● DIRECTIVE: For each line below that contains the string "structured", copy that line.

● PROVIDED RECORDS:
┄┄┄┄┄┄┄┄┄┄

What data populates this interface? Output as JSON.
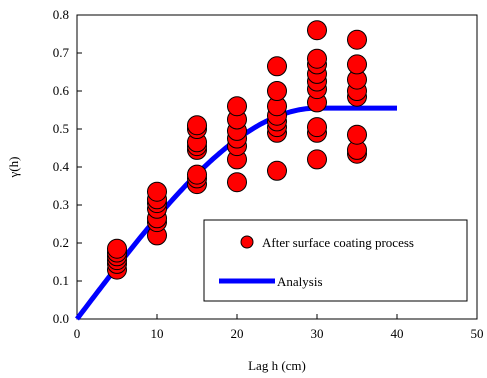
{
  "chart_data": {
    "type": "scatter",
    "title": "",
    "xlabel": "Lag h (cm)",
    "ylabel": "γ(h)",
    "xlim": [
      0,
      50
    ],
    "ylim": [
      0,
      0.8
    ],
    "x_ticks": [
      "0",
      "10",
      "20",
      "30",
      "40",
      "50"
    ],
    "y_ticks": [
      "0.0",
      "0.1",
      "0.2",
      "0.3",
      "0.4",
      "0.5",
      "0.6",
      "0.7",
      "0.8"
    ],
    "grid": false,
    "legend_position": "bottom-right",
    "series": [
      {
        "name": "After surface coating process",
        "kind": "scatter",
        "marker_color": "#ff0000",
        "points": [
          {
            "x": 5,
            "y": 0.13
          },
          {
            "x": 5,
            "y": 0.145
          },
          {
            "x": 5,
            "y": 0.155
          },
          {
            "x": 5,
            "y": 0.165
          },
          {
            "x": 5,
            "y": 0.175
          },
          {
            "x": 5,
            "y": 0.185
          },
          {
            "x": 10,
            "y": 0.22
          },
          {
            "x": 10,
            "y": 0.255
          },
          {
            "x": 10,
            "y": 0.265
          },
          {
            "x": 10,
            "y": 0.29
          },
          {
            "x": 10,
            "y": 0.305
          },
          {
            "x": 10,
            "y": 0.315
          },
          {
            "x": 10,
            "y": 0.335
          },
          {
            "x": 15,
            "y": 0.355
          },
          {
            "x": 15,
            "y": 0.37
          },
          {
            "x": 15,
            "y": 0.38
          },
          {
            "x": 15,
            "y": 0.445
          },
          {
            "x": 15,
            "y": 0.455
          },
          {
            "x": 15,
            "y": 0.465
          },
          {
            "x": 15,
            "y": 0.5
          },
          {
            "x": 15,
            "y": 0.51
          },
          {
            "x": 20,
            "y": 0.36
          },
          {
            "x": 20,
            "y": 0.42
          },
          {
            "x": 20,
            "y": 0.455
          },
          {
            "x": 20,
            "y": 0.475
          },
          {
            "x": 20,
            "y": 0.495
          },
          {
            "x": 20,
            "y": 0.525
          },
          {
            "x": 20,
            "y": 0.56
          },
          {
            "x": 25,
            "y": 0.39
          },
          {
            "x": 25,
            "y": 0.49
          },
          {
            "x": 25,
            "y": 0.505
          },
          {
            "x": 25,
            "y": 0.52
          },
          {
            "x": 25,
            "y": 0.535
          },
          {
            "x": 25,
            "y": 0.56
          },
          {
            "x": 25,
            "y": 0.6
          },
          {
            "x": 25,
            "y": 0.665
          },
          {
            "x": 30,
            "y": 0.42
          },
          {
            "x": 30,
            "y": 0.49
          },
          {
            "x": 30,
            "y": 0.505
          },
          {
            "x": 30,
            "y": 0.57
          },
          {
            "x": 30,
            "y": 0.605
          },
          {
            "x": 30,
            "y": 0.625
          },
          {
            "x": 30,
            "y": 0.645
          },
          {
            "x": 30,
            "y": 0.67
          },
          {
            "x": 30,
            "y": 0.685
          },
          {
            "x": 30,
            "y": 0.76
          },
          {
            "x": 35,
            "y": 0.435
          },
          {
            "x": 35,
            "y": 0.445
          },
          {
            "x": 35,
            "y": 0.485
          },
          {
            "x": 35,
            "y": 0.585
          },
          {
            "x": 35,
            "y": 0.6
          },
          {
            "x": 35,
            "y": 0.63
          },
          {
            "x": 35,
            "y": 0.67
          },
          {
            "x": 35,
            "y": 0.735
          }
        ]
      },
      {
        "name": "Analysis",
        "kind": "line",
        "line_color": "#0000ff",
        "model": "spherical",
        "nugget": 0,
        "sill": 0.555,
        "range": 30,
        "x_max": 40
      }
    ]
  }
}
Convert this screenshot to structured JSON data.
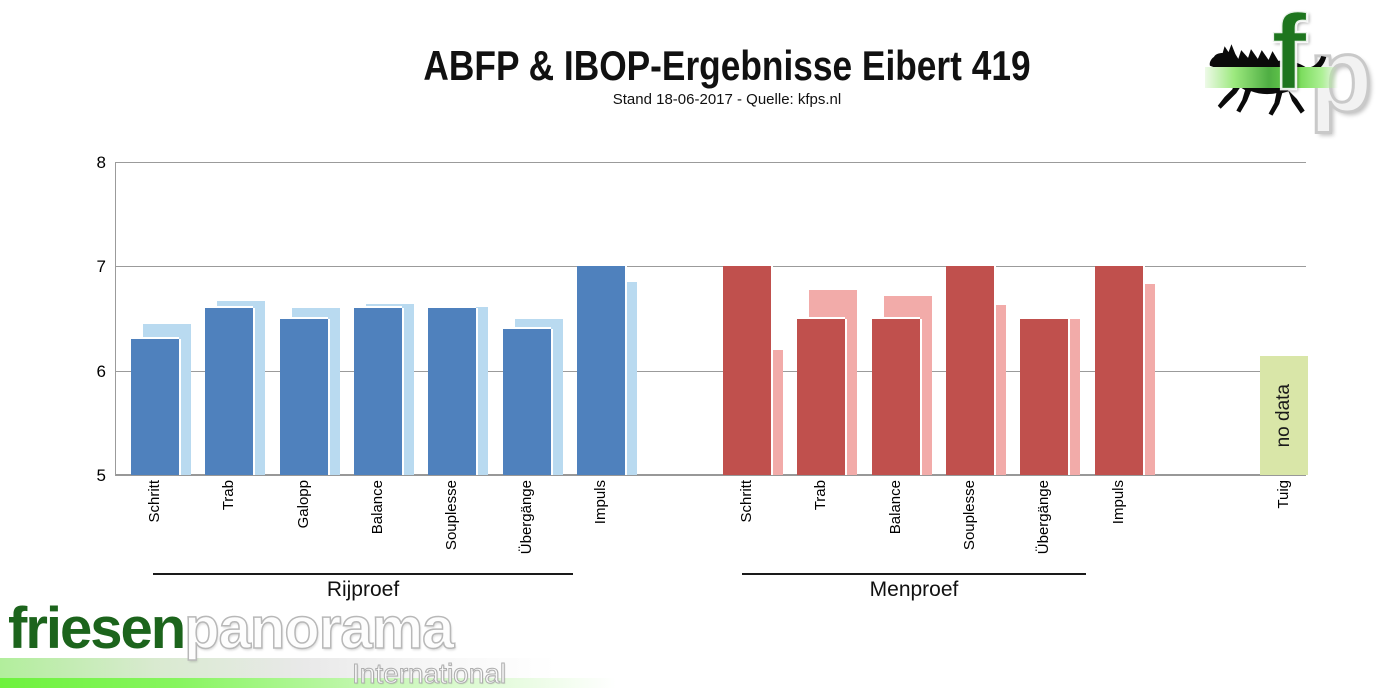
{
  "header": {
    "title": "ABFP & IBOP-Ergebnisse Eibert 419",
    "subtitle": "Stand 18-06-2017 - Quelle: kfps.nl"
  },
  "branding": {
    "top_right": {
      "letter_f": "f",
      "letter_p": "p",
      "horse_icon": "friesian-horse-silhouette"
    },
    "bottom_left": {
      "name_green": "friesen",
      "name_light": "panorama",
      "subtitle": "International"
    }
  },
  "chart_data": {
    "type": "bar",
    "title": "ABFP & IBOP-Ergebnisse Eibert 419",
    "xlabel": "",
    "ylabel": "",
    "ylim": [
      5,
      8
    ],
    "yticks": [
      8,
      7,
      6,
      5
    ],
    "grid": true,
    "legend": "none (two unlabeled series per category: dark front bar, light back bar)",
    "groups": [
      {
        "label": "Rijproef",
        "front_color": "#4f81bd",
        "back_color": "#b9daf0",
        "categories": [
          {
            "label": "Schritt",
            "front": 6.3,
            "back": 6.45
          },
          {
            "label": "Trab",
            "front": 6.6,
            "back": 6.67
          },
          {
            "label": "Galopp",
            "front": 6.5,
            "back": 6.6
          },
          {
            "label": "Balance",
            "front": 6.6,
            "back": 6.64
          },
          {
            "label": "Souplesse",
            "front": 6.6,
            "back": 6.61
          },
          {
            "label": "Übergänge",
            "front": 6.4,
            "back": 6.5
          },
          {
            "label": "Impuls",
            "front": 7.0,
            "back": 6.85
          }
        ]
      },
      {
        "label": "Menproef",
        "front_color": "#c0504d",
        "back_color": "#f2aba9",
        "categories": [
          {
            "label": "Schritt",
            "front": 7.0,
            "back": 6.2
          },
          {
            "label": "Trab",
            "front": 6.5,
            "back": 6.77
          },
          {
            "label": "Balance",
            "front": 6.5,
            "back": 6.72
          },
          {
            "label": "Souplesse",
            "front": 7.0,
            "back": 6.63
          },
          {
            "label": "Übergänge",
            "front": 6.5,
            "back": 6.5
          },
          {
            "label": "Impuls",
            "front": 7.0,
            "back": 6.83
          }
        ]
      },
      {
        "label": "",
        "front_color": "#d9e6a8",
        "categories": [
          {
            "label": "Tuig",
            "front": 6.14,
            "single": true,
            "annotation": "no data"
          }
        ]
      }
    ]
  }
}
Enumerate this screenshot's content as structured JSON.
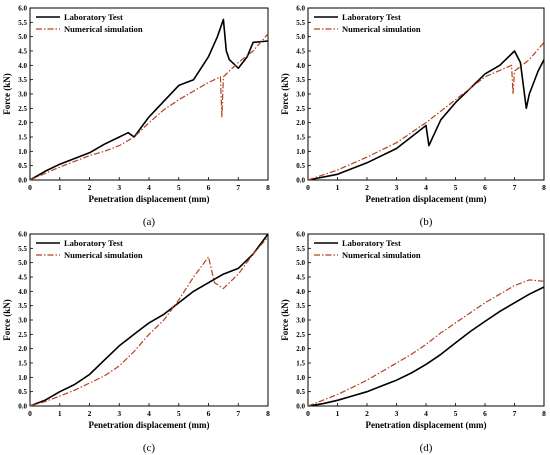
{
  "chart_data": [
    {
      "type": "line",
      "panel_label": "(a)",
      "xlabel": "Penetration displacement (mm)",
      "ylabel": "Force (kN)",
      "xlim": [
        0,
        8
      ],
      "ylim": [
        0,
        6.0
      ],
      "xticks": [
        "0",
        "1",
        "2",
        "3",
        "4",
        "5",
        "6",
        "7",
        "8"
      ],
      "yticks": [
        "0.0",
        "0.5",
        "1.0",
        "1.5",
        "2.0",
        "2.5",
        "3.0",
        "3.5",
        "4.0",
        "4.5",
        "5.0",
        "5.5",
        "6.0"
      ],
      "grid": false,
      "legend": "top-left",
      "series": [
        {
          "name": "Laboratory Test",
          "color": "#000000",
          "style": "solid",
          "x": [
            0,
            0.5,
            1.0,
            1.5,
            2.0,
            2.5,
            3.0,
            3.3,
            3.5,
            4.0,
            4.5,
            5.0,
            5.5,
            6.0,
            6.3,
            6.5,
            6.6,
            6.7,
            7.0,
            7.3,
            7.5,
            8.0
          ],
          "y": [
            0,
            0.3,
            0.55,
            0.75,
            0.95,
            1.25,
            1.5,
            1.65,
            1.5,
            2.2,
            2.75,
            3.3,
            3.5,
            4.3,
            5.0,
            5.6,
            4.5,
            4.2,
            3.9,
            4.3,
            4.8,
            4.85
          ]
        },
        {
          "name": "Numerical simulation",
          "color": "#b5401e",
          "style": "dashdot",
          "x": [
            0,
            1.0,
            2.0,
            2.5,
            3.0,
            3.5,
            4.0,
            4.5,
            5.0,
            5.5,
            6.0,
            6.4,
            6.45,
            6.5,
            7.0,
            7.5,
            8.0
          ],
          "y": [
            0,
            0.45,
            0.85,
            1.0,
            1.2,
            1.5,
            2.0,
            2.45,
            2.8,
            3.1,
            3.4,
            3.6,
            2.2,
            3.6,
            4.1,
            4.5,
            5.1
          ]
        }
      ]
    },
    {
      "type": "line",
      "panel_label": "(b)",
      "xlabel": "Penetration displacement (mm)",
      "ylabel": "Force (kN)",
      "xlim": [
        0,
        8
      ],
      "ylim": [
        0,
        6.0
      ],
      "xticks": [
        "0",
        "1",
        "2",
        "3",
        "4",
        "5",
        "6",
        "7",
        "8"
      ],
      "yticks": [
        "0.0",
        "0.5",
        "1.0",
        "1.5",
        "2.0",
        "2.5",
        "3.0",
        "3.5",
        "4.0",
        "4.5",
        "5.0",
        "5.5",
        "6.0"
      ],
      "grid": false,
      "legend": "top-left",
      "series": [
        {
          "name": "Laboratory Test",
          "color": "#000000",
          "style": "solid",
          "x": [
            0,
            1.0,
            2.0,
            3.0,
            3.5,
            4.0,
            4.1,
            4.5,
            5.0,
            5.5,
            6.0,
            6.5,
            7.0,
            7.2,
            7.4,
            7.5,
            7.8,
            8.0
          ],
          "y": [
            0,
            0.2,
            0.6,
            1.1,
            1.5,
            1.9,
            1.2,
            2.1,
            2.7,
            3.2,
            3.7,
            4.0,
            4.5,
            4.1,
            2.5,
            3.0,
            3.8,
            4.2
          ]
        },
        {
          "name": "Numerical simulation",
          "color": "#b5401e",
          "style": "dashdot",
          "x": [
            0,
            1.0,
            2.0,
            3.0,
            4.0,
            5.0,
            6.0,
            6.9,
            6.95,
            7.0,
            7.5,
            8.0
          ],
          "y": [
            0,
            0.35,
            0.8,
            1.3,
            2.0,
            2.8,
            3.6,
            4.0,
            3.0,
            3.8,
            4.2,
            4.8
          ]
        }
      ]
    },
    {
      "type": "line",
      "panel_label": "(c)",
      "xlabel": "Penetration displacement (mm)",
      "ylabel": "Force (kN)",
      "xlim": [
        0,
        8
      ],
      "ylim": [
        0,
        6.0
      ],
      "xticks": [
        "0",
        "1",
        "2",
        "3",
        "4",
        "5",
        "6",
        "7",
        "8"
      ],
      "yticks": [
        "0.0",
        "0.5",
        "1.0",
        "1.5",
        "2.0",
        "2.5",
        "3.0",
        "3.5",
        "4.0",
        "4.5",
        "5.0",
        "5.5",
        "6.0"
      ],
      "grid": false,
      "legend": "top-left",
      "series": [
        {
          "name": "Laboratory Test",
          "color": "#000000",
          "style": "solid",
          "x": [
            0,
            0.5,
            1.0,
            1.5,
            2.0,
            2.5,
            3.0,
            3.5,
            4.0,
            4.5,
            5.0,
            5.5,
            6.0,
            6.5,
            7.0,
            7.5,
            8.0
          ],
          "y": [
            0,
            0.2,
            0.5,
            0.75,
            1.1,
            1.6,
            2.1,
            2.5,
            2.9,
            3.2,
            3.6,
            4.0,
            4.3,
            4.6,
            4.8,
            5.3,
            6.0
          ]
        },
        {
          "name": "Numerical simulation",
          "color": "#b5401e",
          "style": "dashdot",
          "x": [
            0,
            0.5,
            1.0,
            1.5,
            2.0,
            2.5,
            3.0,
            3.5,
            4.0,
            4.5,
            5.0,
            5.5,
            6.0,
            6.2,
            6.5,
            7.0,
            7.5,
            8.0
          ],
          "y": [
            0,
            0.15,
            0.35,
            0.55,
            0.8,
            1.05,
            1.4,
            1.9,
            2.5,
            3.0,
            3.7,
            4.5,
            5.2,
            4.3,
            4.1,
            4.6,
            5.3,
            5.9
          ]
        }
      ]
    },
    {
      "type": "line",
      "panel_label": "(d)",
      "xlabel": "Penetration displacement (mm)",
      "ylabel": "Force (kN)",
      "xlim": [
        0,
        8
      ],
      "ylim": [
        0,
        6.0
      ],
      "xticks": [
        "0",
        "1",
        "2",
        "3",
        "4",
        "5",
        "6",
        "7",
        "8"
      ],
      "yticks": [
        "0.0",
        "0.5",
        "1.0",
        "1.5",
        "2.0",
        "2.5",
        "3.0",
        "3.5",
        "4.0",
        "4.5",
        "5.0",
        "5.5",
        "6.0"
      ],
      "grid": false,
      "legend": "top-left",
      "series": [
        {
          "name": "Laboratory Test",
          "color": "#000000",
          "style": "solid",
          "x": [
            0,
            0.5,
            1.0,
            1.5,
            2.0,
            2.5,
            3.0,
            3.5,
            4.0,
            4.5,
            5.0,
            5.5,
            6.0,
            6.5,
            7.0,
            7.5,
            8.0
          ],
          "y": [
            0,
            0.08,
            0.2,
            0.35,
            0.5,
            0.7,
            0.9,
            1.15,
            1.45,
            1.8,
            2.2,
            2.6,
            2.95,
            3.3,
            3.6,
            3.9,
            4.15
          ]
        },
        {
          "name": "Numerical simulation",
          "color": "#b5401e",
          "style": "dashdot",
          "x": [
            0,
            0.5,
            1.0,
            1.5,
            2.0,
            2.5,
            3.0,
            3.5,
            4.0,
            4.5,
            5.0,
            5.5,
            6.0,
            6.5,
            7.0,
            7.5,
            8.0
          ],
          "y": [
            0,
            0.2,
            0.4,
            0.65,
            0.9,
            1.2,
            1.5,
            1.8,
            2.15,
            2.55,
            2.9,
            3.25,
            3.6,
            3.9,
            4.2,
            4.4,
            4.35
          ]
        }
      ]
    }
  ]
}
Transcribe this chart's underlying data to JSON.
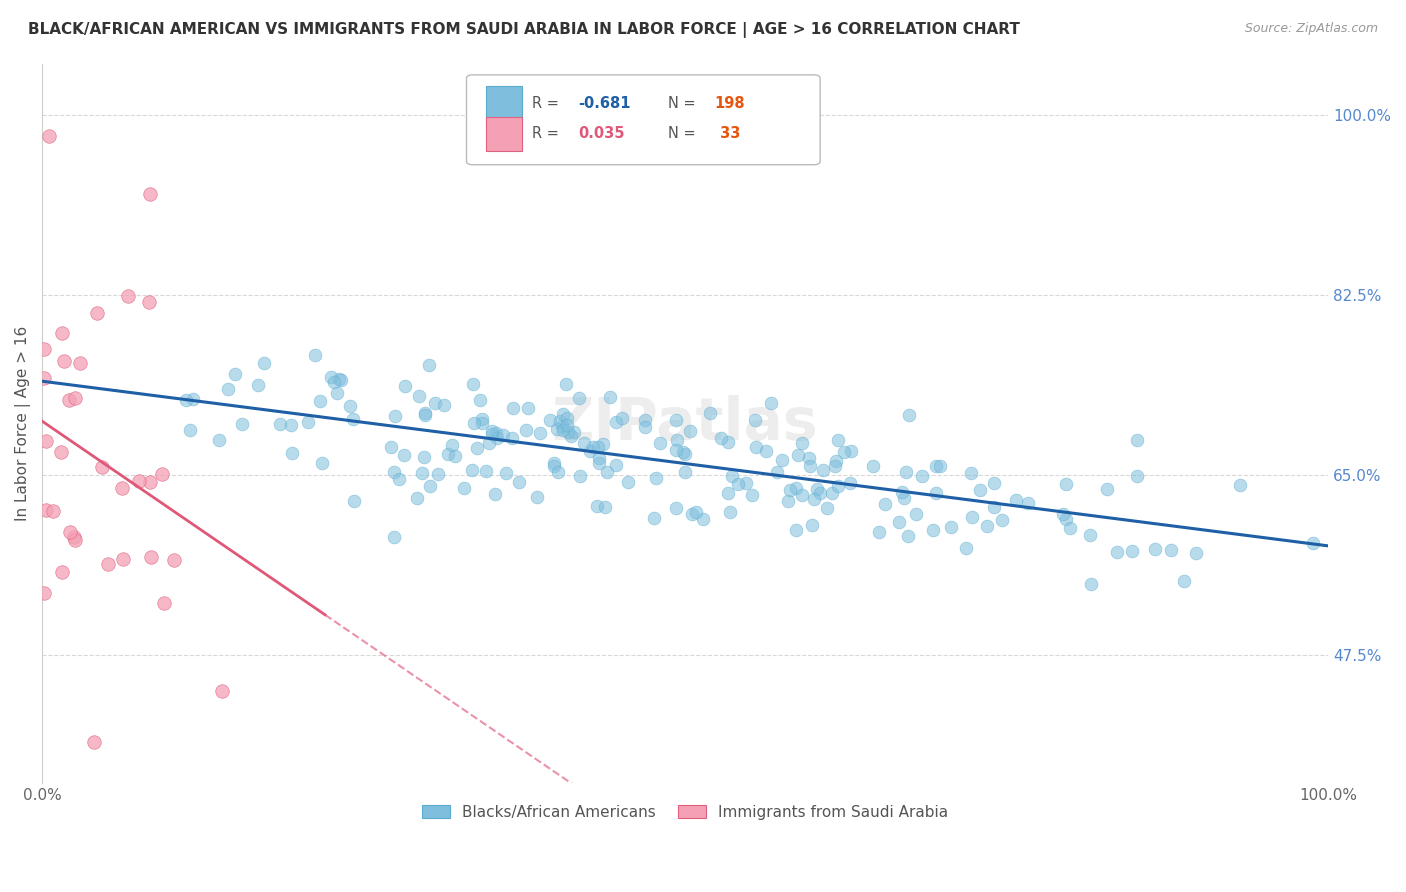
{
  "title": "BLACK/AFRICAN AMERICAN VS IMMIGRANTS FROM SAUDI ARABIA IN LABOR FORCE | AGE > 16 CORRELATION CHART",
  "source": "Source: ZipAtlas.com",
  "ylabel": "In Labor Force | Age > 16",
  "xlim": [
    0.0,
    1.0
  ],
  "ylim": [
    0.35,
    1.05
  ],
  "ytick_vals": [
    0.475,
    0.65,
    0.825,
    1.0
  ],
  "ytick_labels": [
    "47.5%",
    "65.0%",
    "82.5%",
    "100.0%"
  ],
  "xtick_vals": [
    0.0,
    1.0
  ],
  "xtick_labels": [
    "0.0%",
    "100.0%"
  ],
  "blue_color": "#7fbfdd",
  "blue_edge": "#5aaad0",
  "blue_line_color": "#1f5fa6",
  "pink_color": "#f4a0b5",
  "pink_edge": "#e06080",
  "pink_line_color": "#e05878",
  "n_blue": 198,
  "n_pink": 33,
  "r_blue": -0.681,
  "r_pink": 0.035,
  "blue_seed": 42,
  "pink_seed": 7,
  "background_color": "#ffffff",
  "grid_color": "#d8d8d8",
  "watermark": "ZIPatlas",
  "legend_label_blue": "Blacks/African Americans",
  "legend_label_pink": "Immigrants from Saudi Arabia"
}
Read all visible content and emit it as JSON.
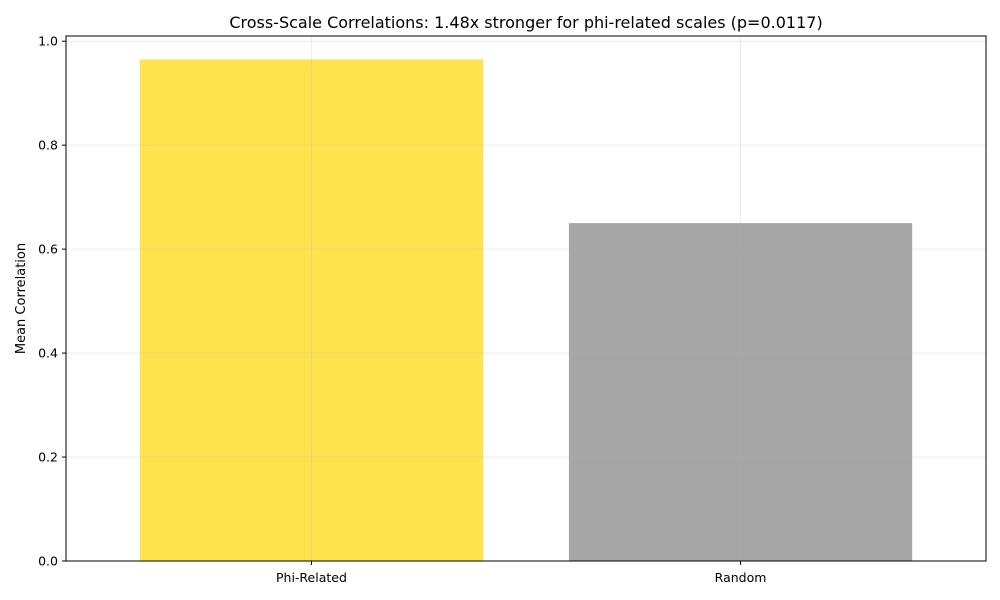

┄┄┄┄┄┄┄┄┄┄

● THE ANSWER:
Convert this screenshot to structured JSON data.
Enumerate this screenshot's content as structured JSON.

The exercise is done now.